--- Supplied information ---
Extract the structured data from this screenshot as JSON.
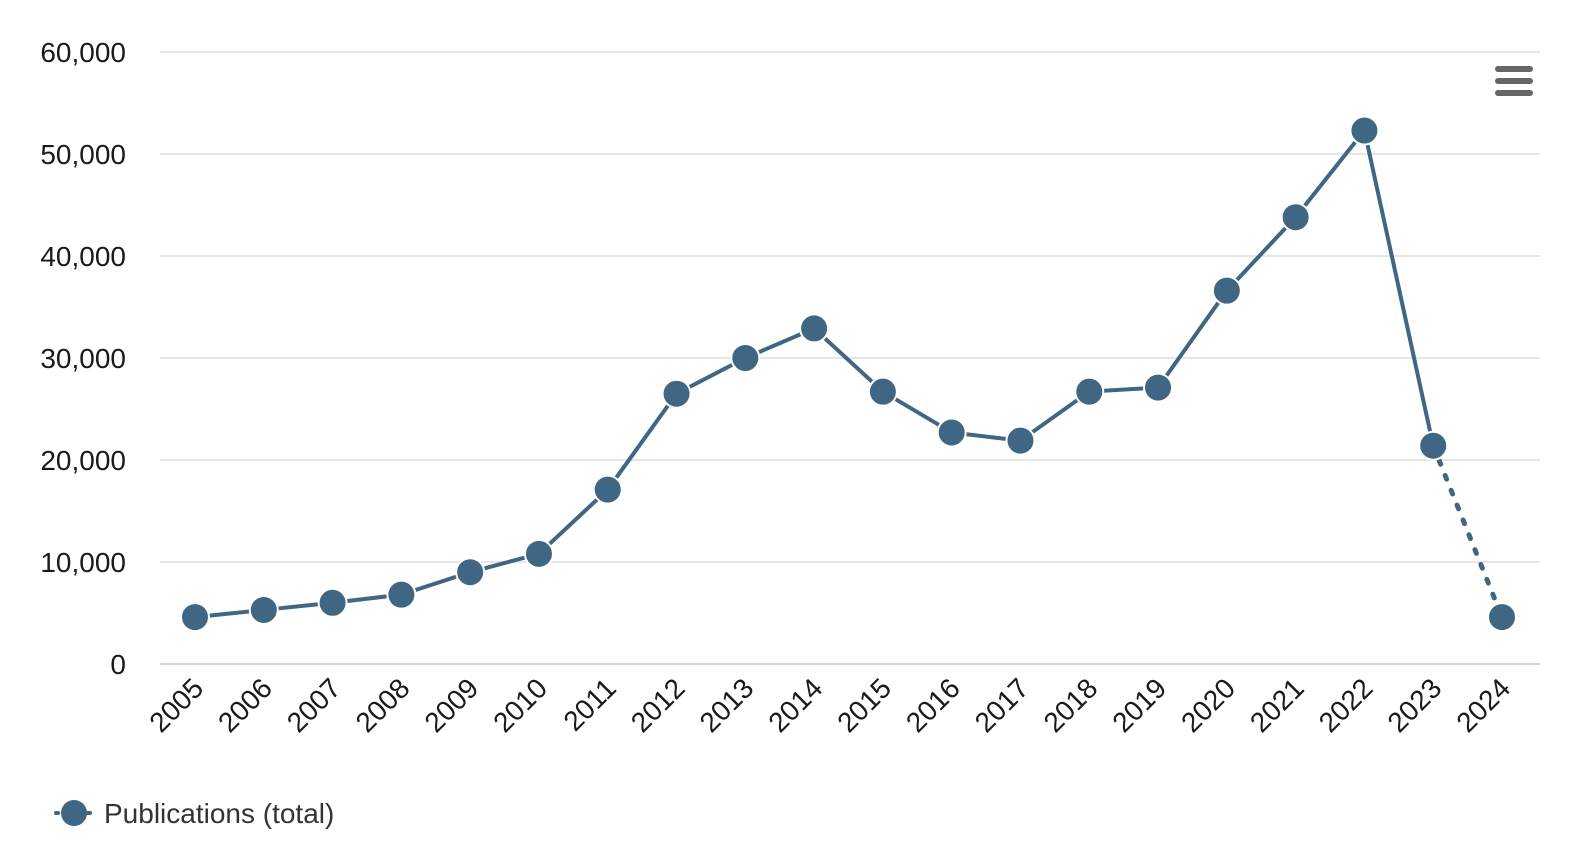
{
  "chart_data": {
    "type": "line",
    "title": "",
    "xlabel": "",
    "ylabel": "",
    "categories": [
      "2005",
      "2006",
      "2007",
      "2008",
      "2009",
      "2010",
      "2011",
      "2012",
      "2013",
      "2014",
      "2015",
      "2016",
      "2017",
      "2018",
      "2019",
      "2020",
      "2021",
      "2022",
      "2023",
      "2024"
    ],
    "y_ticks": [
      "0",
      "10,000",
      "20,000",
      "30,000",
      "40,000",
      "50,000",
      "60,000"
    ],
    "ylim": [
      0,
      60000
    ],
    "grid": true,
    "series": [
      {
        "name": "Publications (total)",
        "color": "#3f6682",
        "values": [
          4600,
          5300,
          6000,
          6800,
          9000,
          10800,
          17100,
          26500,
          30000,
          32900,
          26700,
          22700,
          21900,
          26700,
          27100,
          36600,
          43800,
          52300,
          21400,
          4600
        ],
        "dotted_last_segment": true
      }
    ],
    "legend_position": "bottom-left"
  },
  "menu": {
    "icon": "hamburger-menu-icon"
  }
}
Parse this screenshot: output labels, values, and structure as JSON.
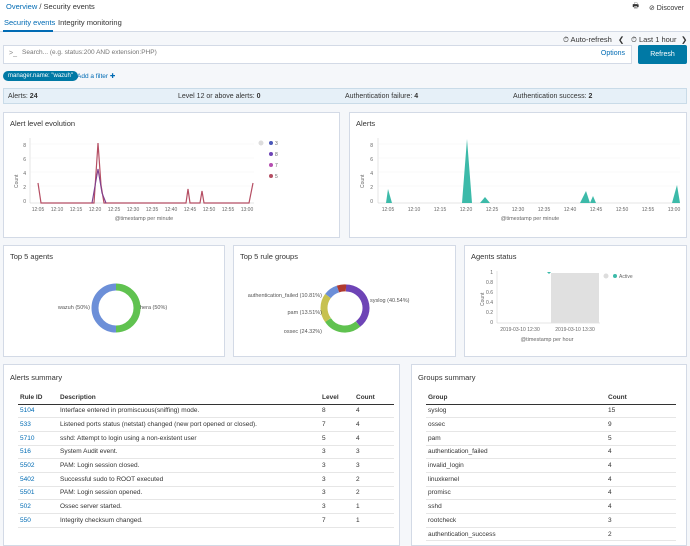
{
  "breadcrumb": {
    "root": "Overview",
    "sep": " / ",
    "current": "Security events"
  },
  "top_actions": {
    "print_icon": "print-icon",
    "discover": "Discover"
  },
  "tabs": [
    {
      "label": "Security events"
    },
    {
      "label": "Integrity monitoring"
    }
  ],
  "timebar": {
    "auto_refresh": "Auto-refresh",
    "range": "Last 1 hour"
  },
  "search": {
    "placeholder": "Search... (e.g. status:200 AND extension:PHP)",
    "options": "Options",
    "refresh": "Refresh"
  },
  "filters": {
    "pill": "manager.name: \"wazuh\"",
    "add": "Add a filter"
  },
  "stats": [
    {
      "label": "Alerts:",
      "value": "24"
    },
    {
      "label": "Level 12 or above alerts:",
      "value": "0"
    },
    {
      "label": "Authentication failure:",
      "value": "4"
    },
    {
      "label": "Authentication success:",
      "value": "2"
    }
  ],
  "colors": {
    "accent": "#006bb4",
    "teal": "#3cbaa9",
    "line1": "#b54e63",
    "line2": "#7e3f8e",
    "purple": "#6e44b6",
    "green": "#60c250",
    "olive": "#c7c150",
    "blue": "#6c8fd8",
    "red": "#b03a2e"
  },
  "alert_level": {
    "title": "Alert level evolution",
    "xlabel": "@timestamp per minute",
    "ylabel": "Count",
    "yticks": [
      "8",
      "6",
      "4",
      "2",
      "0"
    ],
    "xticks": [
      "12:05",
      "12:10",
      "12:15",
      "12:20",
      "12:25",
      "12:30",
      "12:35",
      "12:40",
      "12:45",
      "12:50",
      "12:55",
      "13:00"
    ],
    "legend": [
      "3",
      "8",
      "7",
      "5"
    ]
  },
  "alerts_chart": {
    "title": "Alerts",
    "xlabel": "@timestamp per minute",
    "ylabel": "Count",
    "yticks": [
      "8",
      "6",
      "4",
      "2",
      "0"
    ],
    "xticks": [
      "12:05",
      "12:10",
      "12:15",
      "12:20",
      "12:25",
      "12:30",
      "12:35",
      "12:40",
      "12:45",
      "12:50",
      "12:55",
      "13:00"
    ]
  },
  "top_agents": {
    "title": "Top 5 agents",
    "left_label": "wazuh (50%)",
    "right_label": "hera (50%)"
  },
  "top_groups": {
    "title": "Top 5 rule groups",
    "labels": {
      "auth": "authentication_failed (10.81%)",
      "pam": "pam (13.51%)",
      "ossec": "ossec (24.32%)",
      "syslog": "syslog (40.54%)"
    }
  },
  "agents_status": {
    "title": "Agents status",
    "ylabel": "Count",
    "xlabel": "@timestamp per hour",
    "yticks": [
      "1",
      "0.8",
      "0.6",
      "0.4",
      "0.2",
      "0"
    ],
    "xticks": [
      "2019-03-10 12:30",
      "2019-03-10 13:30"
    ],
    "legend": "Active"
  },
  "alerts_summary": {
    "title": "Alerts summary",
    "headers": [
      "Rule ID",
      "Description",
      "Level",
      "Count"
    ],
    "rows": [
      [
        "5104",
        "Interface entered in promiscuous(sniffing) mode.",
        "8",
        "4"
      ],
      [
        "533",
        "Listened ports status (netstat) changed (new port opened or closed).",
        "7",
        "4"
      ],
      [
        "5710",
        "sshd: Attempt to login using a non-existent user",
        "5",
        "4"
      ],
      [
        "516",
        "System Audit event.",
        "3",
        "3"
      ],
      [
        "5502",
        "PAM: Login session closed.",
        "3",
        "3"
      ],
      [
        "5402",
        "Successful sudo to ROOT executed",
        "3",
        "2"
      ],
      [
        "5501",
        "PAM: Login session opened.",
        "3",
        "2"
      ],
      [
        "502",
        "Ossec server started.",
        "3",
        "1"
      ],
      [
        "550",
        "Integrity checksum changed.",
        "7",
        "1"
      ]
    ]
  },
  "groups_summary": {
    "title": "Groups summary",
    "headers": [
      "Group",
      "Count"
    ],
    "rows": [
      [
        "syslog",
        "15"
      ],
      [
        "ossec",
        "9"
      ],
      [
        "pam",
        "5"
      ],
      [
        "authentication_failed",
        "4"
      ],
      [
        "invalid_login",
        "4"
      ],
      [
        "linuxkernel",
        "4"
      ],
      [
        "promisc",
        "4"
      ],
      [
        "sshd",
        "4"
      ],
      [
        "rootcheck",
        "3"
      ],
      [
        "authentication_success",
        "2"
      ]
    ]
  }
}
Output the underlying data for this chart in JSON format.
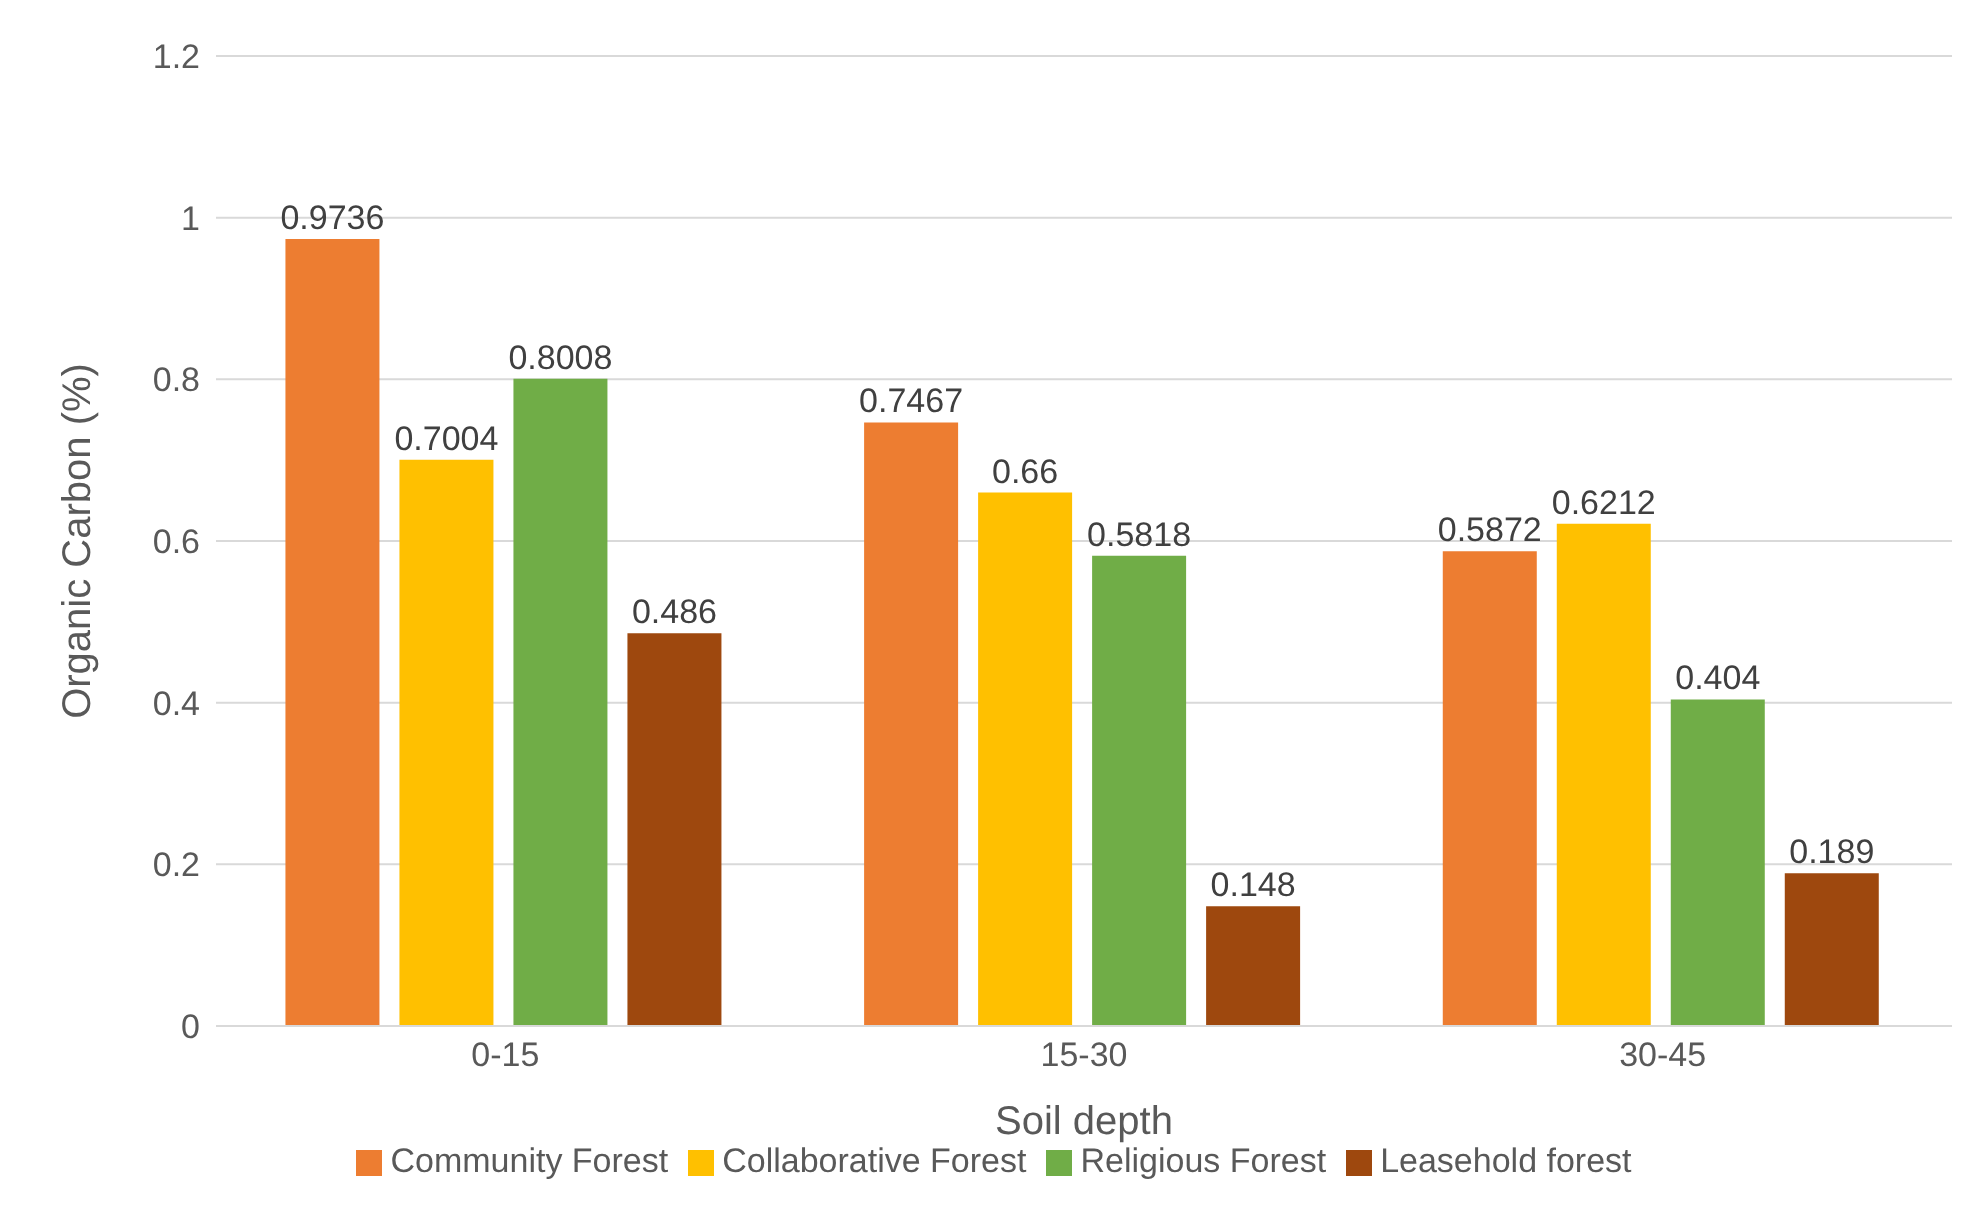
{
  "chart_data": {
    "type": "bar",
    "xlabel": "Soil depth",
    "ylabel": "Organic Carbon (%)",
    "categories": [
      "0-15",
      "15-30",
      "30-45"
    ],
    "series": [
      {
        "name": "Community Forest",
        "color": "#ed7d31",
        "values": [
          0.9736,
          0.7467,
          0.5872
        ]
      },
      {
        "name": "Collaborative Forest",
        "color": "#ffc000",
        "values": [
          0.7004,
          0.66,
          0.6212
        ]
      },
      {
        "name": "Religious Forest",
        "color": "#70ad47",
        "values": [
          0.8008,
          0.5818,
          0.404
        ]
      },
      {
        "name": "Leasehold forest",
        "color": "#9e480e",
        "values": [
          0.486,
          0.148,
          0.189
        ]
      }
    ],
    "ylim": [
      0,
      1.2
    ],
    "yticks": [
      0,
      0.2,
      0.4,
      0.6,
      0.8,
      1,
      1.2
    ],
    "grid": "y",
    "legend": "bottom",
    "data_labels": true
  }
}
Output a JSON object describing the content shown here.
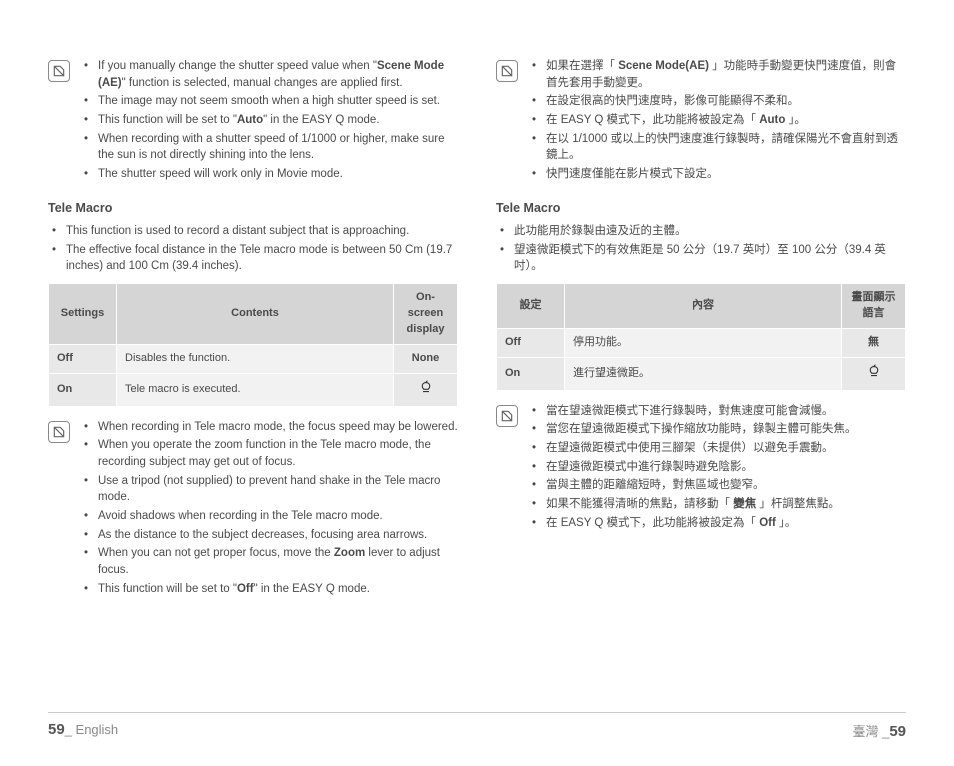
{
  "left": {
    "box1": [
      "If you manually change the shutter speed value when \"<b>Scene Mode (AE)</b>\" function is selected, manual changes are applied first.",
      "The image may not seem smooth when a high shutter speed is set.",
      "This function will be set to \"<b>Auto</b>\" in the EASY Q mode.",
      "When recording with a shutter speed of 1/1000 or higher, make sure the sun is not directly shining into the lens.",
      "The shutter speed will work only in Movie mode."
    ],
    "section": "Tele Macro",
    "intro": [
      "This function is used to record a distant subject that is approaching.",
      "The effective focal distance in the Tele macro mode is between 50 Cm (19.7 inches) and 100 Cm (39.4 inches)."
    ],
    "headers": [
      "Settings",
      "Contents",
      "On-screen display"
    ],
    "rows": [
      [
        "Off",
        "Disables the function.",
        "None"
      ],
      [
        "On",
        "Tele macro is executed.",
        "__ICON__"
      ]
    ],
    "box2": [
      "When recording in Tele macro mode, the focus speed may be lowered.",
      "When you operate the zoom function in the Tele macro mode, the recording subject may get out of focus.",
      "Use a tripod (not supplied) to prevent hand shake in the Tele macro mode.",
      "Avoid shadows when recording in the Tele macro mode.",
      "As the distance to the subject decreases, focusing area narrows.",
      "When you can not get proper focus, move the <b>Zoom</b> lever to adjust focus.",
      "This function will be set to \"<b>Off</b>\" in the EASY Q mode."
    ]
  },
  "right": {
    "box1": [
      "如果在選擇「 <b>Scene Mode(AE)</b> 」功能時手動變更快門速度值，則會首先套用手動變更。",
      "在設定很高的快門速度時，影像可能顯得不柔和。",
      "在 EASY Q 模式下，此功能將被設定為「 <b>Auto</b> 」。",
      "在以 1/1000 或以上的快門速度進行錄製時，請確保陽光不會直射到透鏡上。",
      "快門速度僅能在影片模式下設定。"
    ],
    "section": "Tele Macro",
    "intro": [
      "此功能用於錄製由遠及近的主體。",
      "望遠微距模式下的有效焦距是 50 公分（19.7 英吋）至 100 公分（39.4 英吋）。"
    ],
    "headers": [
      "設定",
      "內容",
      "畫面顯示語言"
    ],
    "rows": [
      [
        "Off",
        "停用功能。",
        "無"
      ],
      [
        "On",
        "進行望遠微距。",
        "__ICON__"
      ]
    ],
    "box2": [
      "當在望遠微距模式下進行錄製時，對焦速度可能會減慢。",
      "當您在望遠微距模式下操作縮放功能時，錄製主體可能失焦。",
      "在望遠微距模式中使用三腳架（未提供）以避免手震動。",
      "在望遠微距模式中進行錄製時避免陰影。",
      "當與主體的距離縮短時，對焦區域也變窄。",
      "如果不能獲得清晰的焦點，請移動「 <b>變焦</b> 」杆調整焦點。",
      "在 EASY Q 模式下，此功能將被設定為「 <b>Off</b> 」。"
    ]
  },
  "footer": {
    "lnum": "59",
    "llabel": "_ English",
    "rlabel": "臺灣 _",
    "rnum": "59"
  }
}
---
Write down every line of the data above that includes the string "screenshot".

* Result of this task:
Extract the structured data from this screenshot as JSON.
Parse this screenshot: output labels, values, and structure as JSON.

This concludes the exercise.